# SET EXERCISE:
Copy each line that contains the string "section".

# DATA EXTRACT:
--- START ---

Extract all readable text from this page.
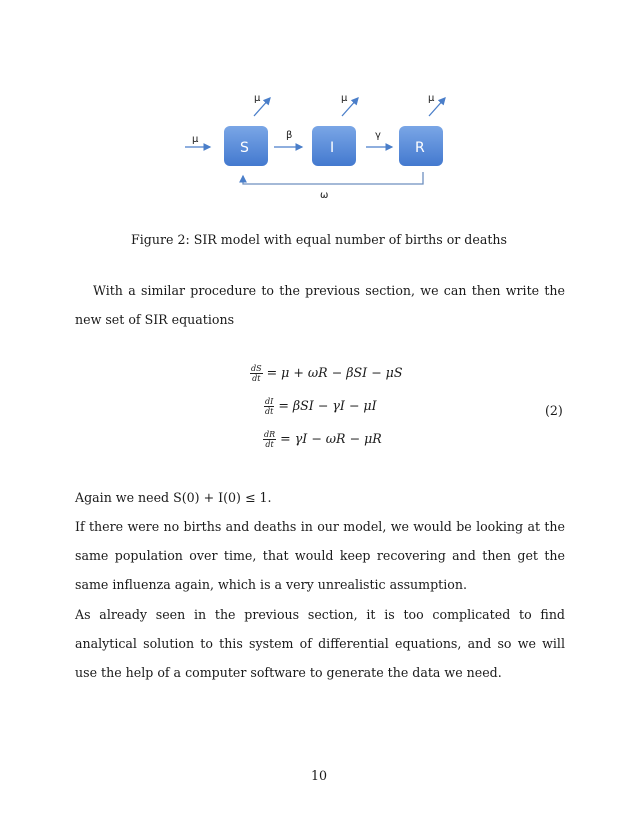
μ
S
β
I
γ
R
μ	μ	μ
ω
Figure 2: SIR model with equal number of births or deaths
With a similar procedure to the previous section, we can then write the new set of SIR equations
$\frac{dS}{dt} = \mu + \omega R - \beta SI - \mu S$
$\frac{dI}{dt} = \beta SI - \gamma I - \mu I$
$\frac{dR}{dt} = \gamma I - \omega R - \mu R$
(2)
Again we need S(0) + I(0) ≤ 1.
If there were no births and deaths in our model, we would be looking at the same population over time, that would keep recovering and then get the same influenza again, which is a very unrealistic assumption.
As already seen in the previous section, it is too complicated to find analytical solution to this system of differential equations, and so we will use the help of a computer software to generate the data we need.
10
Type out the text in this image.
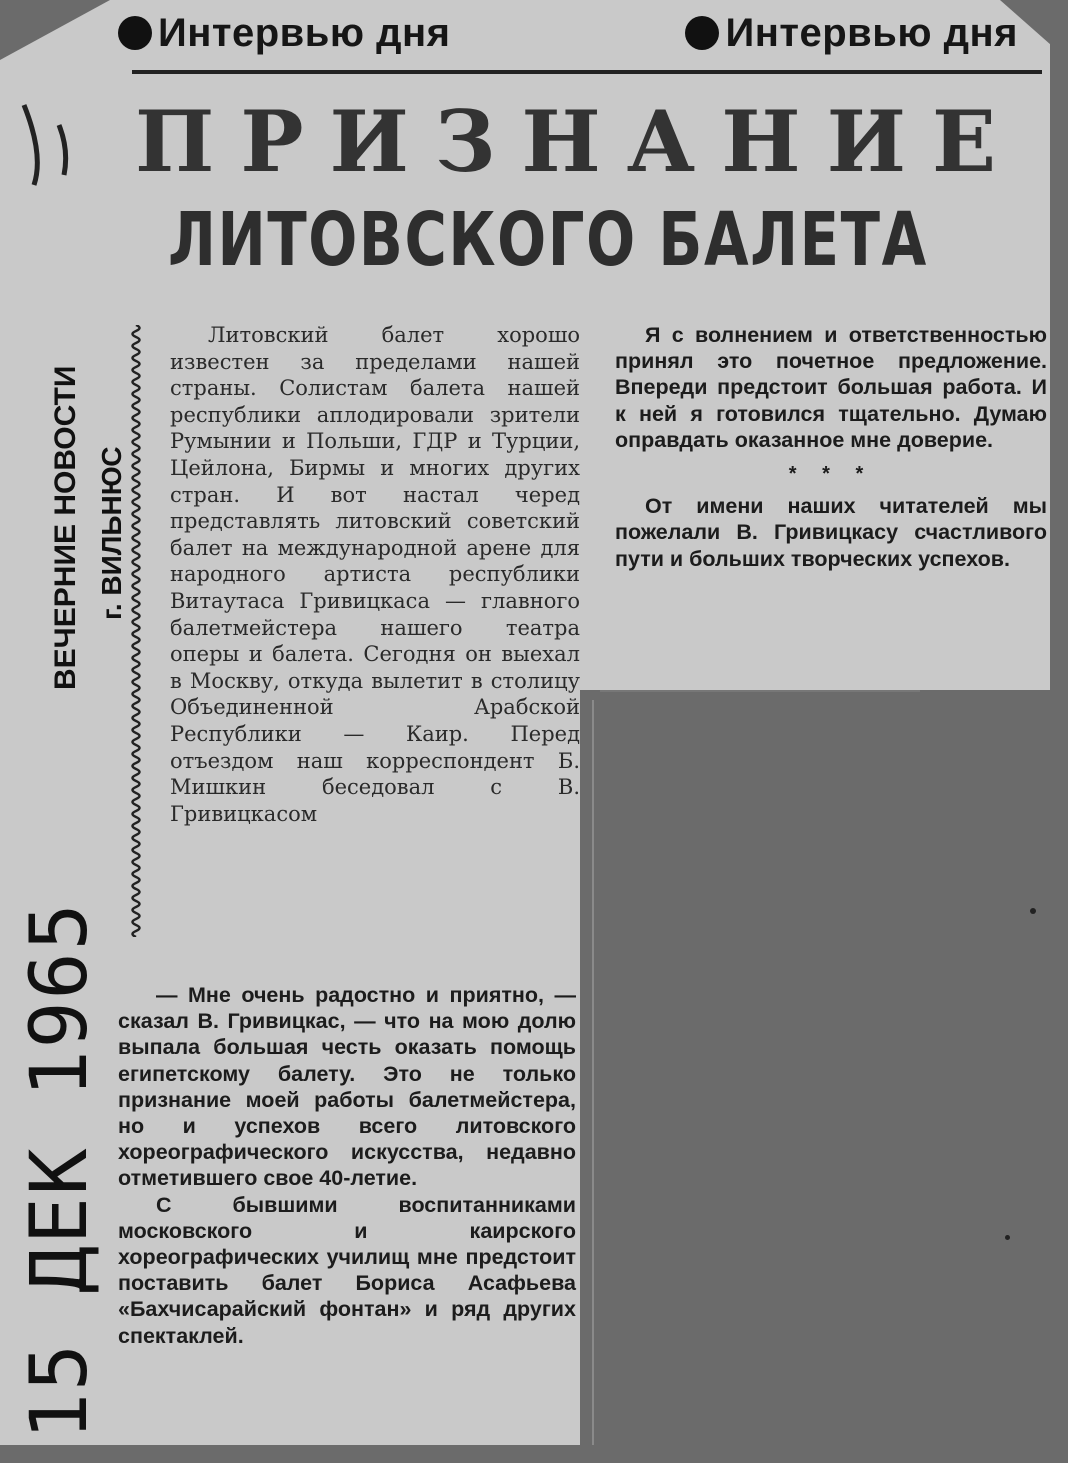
Интервью дня	Интервью дня
ПРИЗНАНИЕ
ЛИТОВСКОГО БАЛЕТА
ВЕЧЕРНИЕ НОВОСТИ г. ВИЛЬНЮС
15 ДЕК 1965

Литовский балет хорошо известен за пределами нашей страны. Солистам балета нашей республики аплодировали зрители Румынии и Польши, ГДР и Турции, Цейлона, Бирмы и многих других стран. И вот настал черед представлять литовский советский балет на международной арене для народного артиста республики Витаутаса Гривицкаса — главного балетмейстера нашего театра оперы и балета. Сегодня он выехал в Москву, откуда вылетит в столицу Объединенной Арабской Республики — Каир. Перед отъездом наш корреспондент Б. Мишкин беседовал с В. Гривицкасом

— Мне очень радостно и приятно, — сказал В. Гривицкас, — что на мою долю выпала большая честь оказать помощь египетскому балету. Это не только признание моей работы балетмейстера, но и успехов всего литовского хореографического искусства, недавно отметившего свое 40-летие.

С бывшими воспитанниками московского и каирского хореографических училищ мне предстоит поставить балет Бориса Асафьева «Бахчисарайский фонтан» и ряд других спектаклей.

Я с волнением и ответственностью принял это почетное предложение. Впереди предстоит большая работа. И к ней я готовился тщательно. Думаю оправдать оказанное мне доверие.

* * *

От имени наших читателей мы пожелали В. Гривицкасу счастливого пути и больших творческих успехов.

--- END ---

# THE OUTPUT:
With a similar procedure to the previous section, we can then write the new set of SIR equations
As already seen in the previous section, it is too complicated to find analytical solution to this system of differential equations, and so we will use the help of a computer software to generate the data we need.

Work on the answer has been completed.